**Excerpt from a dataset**

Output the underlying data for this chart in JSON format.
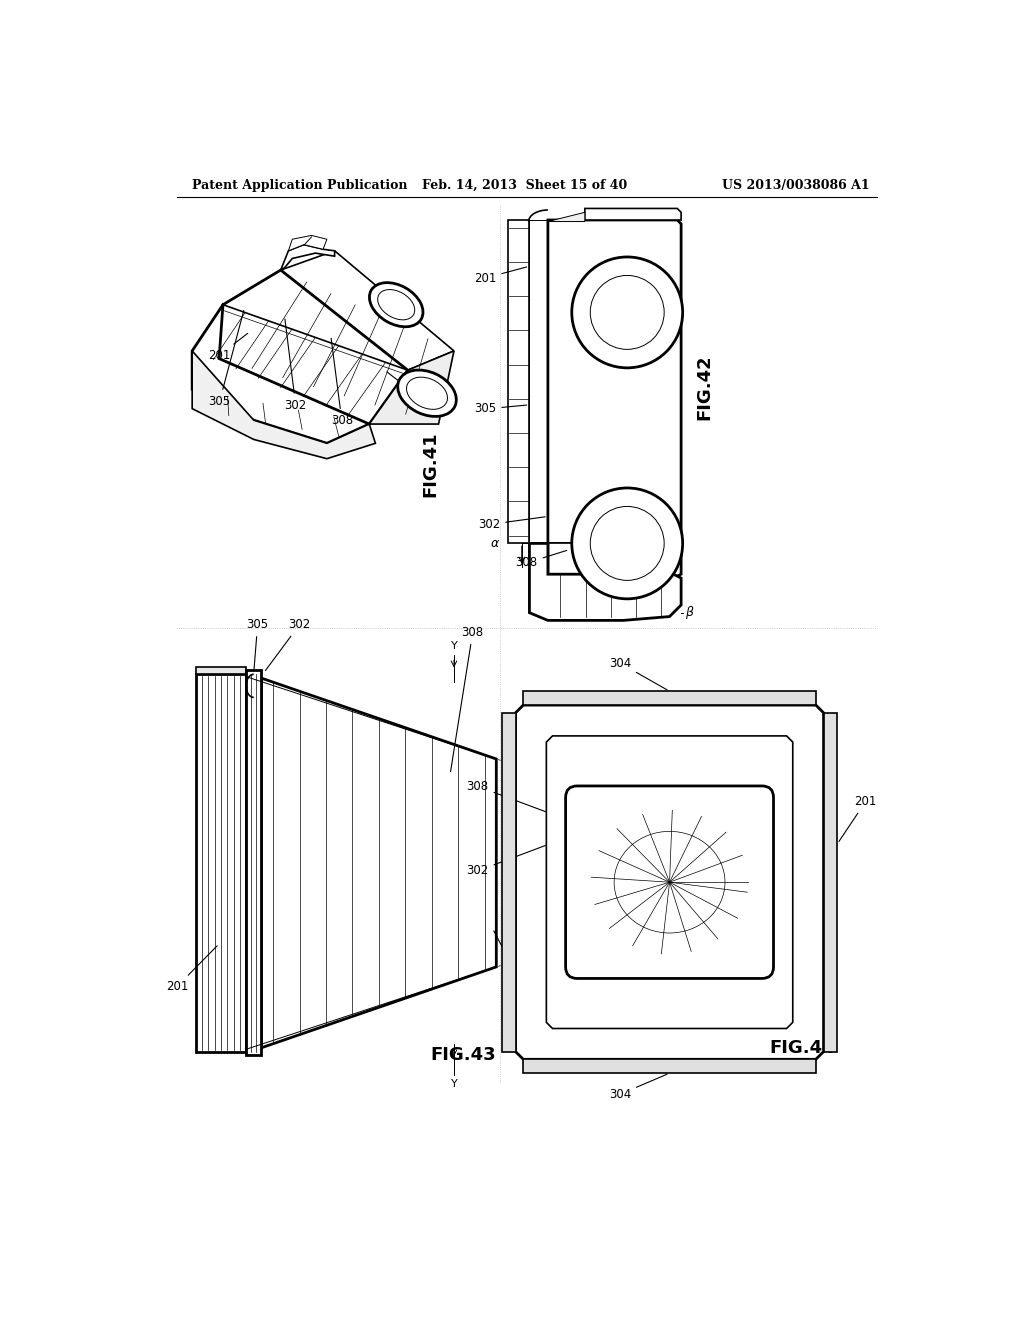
{
  "page_header": {
    "left": "Patent Application Publication",
    "center": "Feb. 14, 2013  Sheet 15 of 40",
    "right": "US 2013/0038086 A1"
  },
  "bg_color": "#ffffff",
  "line_color": "#000000",
  "lw_thick": 2.0,
  "lw_mid": 1.2,
  "lw_thin": 0.7,
  "lw_detail": 0.5
}
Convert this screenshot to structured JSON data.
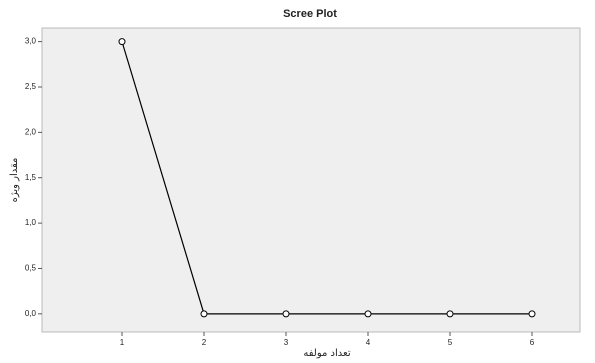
{
  "chart_data": {
    "type": "line",
    "title": "Scree Plot",
    "x_label": "تعداد مولفه",
    "y_label": "مقدار ویژه",
    "categories": [
      "1",
      "2",
      "3",
      "4",
      "5",
      "6"
    ],
    "values": [
      3.0,
      0.0,
      0.0,
      0.0,
      0.0,
      0.0
    ],
    "color": "#000000",
    "ylim": [
      -0.2,
      3.15
    ],
    "yticks": [
      {
        "value": 0,
        "label": "0,0"
      },
      {
        "value": 0.5,
        "label": "0,5"
      },
      {
        "value": 1,
        "label": "1,0"
      },
      {
        "value": 1.5,
        "label": "1,5"
      },
      {
        "value": 2,
        "label": "2,0"
      },
      {
        "value": 2.5,
        "label": "2,5"
      },
      {
        "value": 3,
        "label": "3,0"
      }
    ]
  }
}
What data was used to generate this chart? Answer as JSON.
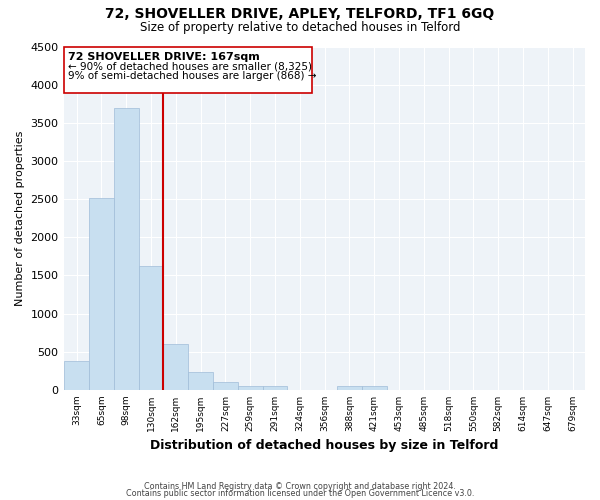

**Exercise description**
Read the entries and select each line where the word "JSON" is found.

**Result**
Output the underlying data for this chart in JSON format.
Convert this screenshot to structured JSON data.
What data was used to generate this chart? Answer as JSON.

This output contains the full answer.